Your task is to output the data exactly as it stands.

**Dataset entries:**
#####
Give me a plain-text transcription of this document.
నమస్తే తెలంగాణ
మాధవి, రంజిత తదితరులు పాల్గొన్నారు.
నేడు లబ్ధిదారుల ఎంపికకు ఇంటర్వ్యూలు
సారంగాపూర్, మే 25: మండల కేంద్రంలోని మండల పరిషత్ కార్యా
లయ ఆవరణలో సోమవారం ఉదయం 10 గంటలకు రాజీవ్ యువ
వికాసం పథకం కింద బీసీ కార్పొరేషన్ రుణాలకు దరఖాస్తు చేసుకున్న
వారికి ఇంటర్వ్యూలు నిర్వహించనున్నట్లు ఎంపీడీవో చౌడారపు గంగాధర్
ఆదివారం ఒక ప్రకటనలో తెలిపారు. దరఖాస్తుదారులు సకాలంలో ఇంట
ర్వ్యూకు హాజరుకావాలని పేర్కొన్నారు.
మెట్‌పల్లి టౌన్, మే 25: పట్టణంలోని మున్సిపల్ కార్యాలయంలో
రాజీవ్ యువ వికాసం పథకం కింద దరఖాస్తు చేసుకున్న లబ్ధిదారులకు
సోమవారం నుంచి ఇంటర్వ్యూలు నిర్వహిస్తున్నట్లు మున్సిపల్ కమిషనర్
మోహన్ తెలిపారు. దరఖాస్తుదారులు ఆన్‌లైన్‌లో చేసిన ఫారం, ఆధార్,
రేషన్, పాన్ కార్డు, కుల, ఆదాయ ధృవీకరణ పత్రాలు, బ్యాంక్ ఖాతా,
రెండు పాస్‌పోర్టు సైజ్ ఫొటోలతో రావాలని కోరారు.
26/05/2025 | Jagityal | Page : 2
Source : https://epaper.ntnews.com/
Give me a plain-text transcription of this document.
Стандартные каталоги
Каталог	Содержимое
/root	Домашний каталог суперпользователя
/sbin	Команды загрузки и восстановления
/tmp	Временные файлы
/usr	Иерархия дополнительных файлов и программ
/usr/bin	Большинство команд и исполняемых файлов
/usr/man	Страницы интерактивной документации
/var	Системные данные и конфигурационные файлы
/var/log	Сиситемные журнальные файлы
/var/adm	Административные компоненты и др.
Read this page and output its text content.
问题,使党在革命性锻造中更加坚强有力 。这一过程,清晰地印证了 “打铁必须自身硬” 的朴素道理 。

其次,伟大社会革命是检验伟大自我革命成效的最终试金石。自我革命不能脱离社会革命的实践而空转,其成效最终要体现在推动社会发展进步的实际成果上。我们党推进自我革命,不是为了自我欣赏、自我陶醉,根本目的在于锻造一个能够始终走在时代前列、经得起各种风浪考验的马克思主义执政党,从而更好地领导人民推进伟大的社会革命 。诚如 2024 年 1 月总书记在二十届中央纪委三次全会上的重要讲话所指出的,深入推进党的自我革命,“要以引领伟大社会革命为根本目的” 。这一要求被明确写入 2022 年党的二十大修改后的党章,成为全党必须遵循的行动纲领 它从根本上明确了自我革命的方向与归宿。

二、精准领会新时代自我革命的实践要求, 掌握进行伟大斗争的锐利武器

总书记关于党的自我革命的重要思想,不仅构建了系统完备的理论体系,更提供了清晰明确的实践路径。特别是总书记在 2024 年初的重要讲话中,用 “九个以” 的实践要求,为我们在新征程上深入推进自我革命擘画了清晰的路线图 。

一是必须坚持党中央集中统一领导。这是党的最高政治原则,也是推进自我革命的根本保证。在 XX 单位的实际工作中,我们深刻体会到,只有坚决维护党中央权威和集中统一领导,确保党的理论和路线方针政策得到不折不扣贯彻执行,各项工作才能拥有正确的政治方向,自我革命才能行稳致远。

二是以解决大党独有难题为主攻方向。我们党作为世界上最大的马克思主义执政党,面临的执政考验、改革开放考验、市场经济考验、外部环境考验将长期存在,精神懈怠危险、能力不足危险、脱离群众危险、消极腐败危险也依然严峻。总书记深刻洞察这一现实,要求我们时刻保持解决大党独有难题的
#####
**Solved exercise:**
Give me a plain-text transcription of this document.
నమస్తే తెలంగాణ
మాధవి, రంజిత తదితరులు పాల్గొన్నారు.
నేడు లబ్ధిదారుల ఎంపికకు ఇంటర్వ్యూలు
సారంగాపూర్, మే 25: మండల కేంద్రంలోని మండల పరిషత్ కార్యా
లయ ఆవరణలో సోమవారం ఉదయం 10 గంటలకు రాజీవ్ యువ
వికాసం పథకం కింద బీసీ కార్పొరేషన్ రుణాలకు దరఖాస్తు చేసుకున్న
వారికి ఇంటర్వ్యూలు నిర్వహించనున్నట్లు ఎంపీడీవో చౌడారపు గంగాధర్
ఆదివారం ఒక ప్రకటనలో తెలిపారు. దరఖాస్తుదారులు సకాలంలో ఇంట
ర్వ్యూకు హాజరుకావాలని పేర్కొన్నారు.
మెట్‌పల్లి టౌన్, మే 25: పట్టణంలోని మున్సిపల్ కార్యాలయంలో
రాజీవ్ యువ వికాసం పథకం కింద దరఖాస్తు చేసుకున్న లబ్ధిదారులకు
సోమవారం నుంచి ఇంటర్వ్యూలు నిర్వహిస్తున్నట్లు మున్సిపల్ కమిషనర్
మోహన్ తెలిపారు. దరఖాస్తుదారులు ఆన్‌లైన్‌లో చేసిన ఫారం, ఆధార్,
రేషన్, పాన్ కార్డు, కుల, ఆదాయ ధృవీకరణ పత్రాలు, బ్యాంక్ ఖాతా,
రెండు పాస్‌పోర్టు సైజ్ ఫొటోలతో రావాలని కోరారు.
26/05/2025 | Jagityal | Page : 2
Source : https://epaper.ntnews.com/
Give me a plain-text transcription of this document.
Стандартные каталоги
Каталог	Содержимое
/root	Домашний каталог суперпользователя
/sbin	Команды загрузки и восстановления
/tmp	Временные файлы
/usr	Иерархия дополнительных файлов и программ
/usr/bin	Большинство команд и исполняемых файлов
/usr/man	Страницы интерактивной документации
/var	Системные данные и конфигурационные файлы
/var/log	Сиситемные журнальные файлы
/var/adm	Административные компоненты и др.
Read this page and output its text content.
问题,使党在革命性锻造中更加坚强有力 。这一过程,清晰地印证了 “打铁必须自身硬” 的朴素道理 。

其次,伟大社会革命是检验伟大自我革命成效的最终试金石。自我革命不能脱离社会革命的实践而空转,其成效最终要体现在推动社会发展进步的实际成果上。我们党推进自我革命,不是为了自我欣赏、自我陶醉,根本目的在于锻造一个能够始终走在时代前列、经得起各种风浪考验的马克思主义执政党,从而更好地领导人民推进伟大的社会革命 。诚如 2024 年 1 月总书记在二十届中央纪委三次全会上的重要讲话所指出的,深入推进党的自我革命,“要以引领伟大社会革命为根本目的” 。这一要求被明确写入 2022 年党的二十大修改后的党章,成为全党必须遵循的行动纲领 它从根本上明确了自我革命的方向与归宿。

二、精准领会新时代自我革命的实践要求, 掌握进行伟大斗争的锐利武器

总书记关于党的自我革命的重要思想,不仅构建了系统完备的理论体系,更提供了清晰明确的实践路径。特别是总书记在 2024 年初的重要讲话中,用 “九个以” 的实践要求,为我们在新征程上深入推进自我革命擘画了清晰的路线图 。

一是必须坚持党中央集中统一领导。这是党的最高政治原则,也是推进自我革命的根本保证。在 XX 单位的实际工作中,我们深刻体会到,只有坚决维护党中央权威和集中统一领导,确保党的理论和路线方针政策得到不折不扣贯彻执行,各项工作才能拥有正确的政治方向,自我革命才能行稳致远。

二是以解决大党独有难题为主攻方向。我们党作为世界上最大的马克思主义执政党,面临的执政考验、改革开放考验、市场经济考验、外部环境考验将长期存在,精神懈怠危险、能力不足危险、脱离群众危险、消极腐败危险也依然严峻。总书记深刻洞察这一现实,要求我们时刻保持解决大党独有难题的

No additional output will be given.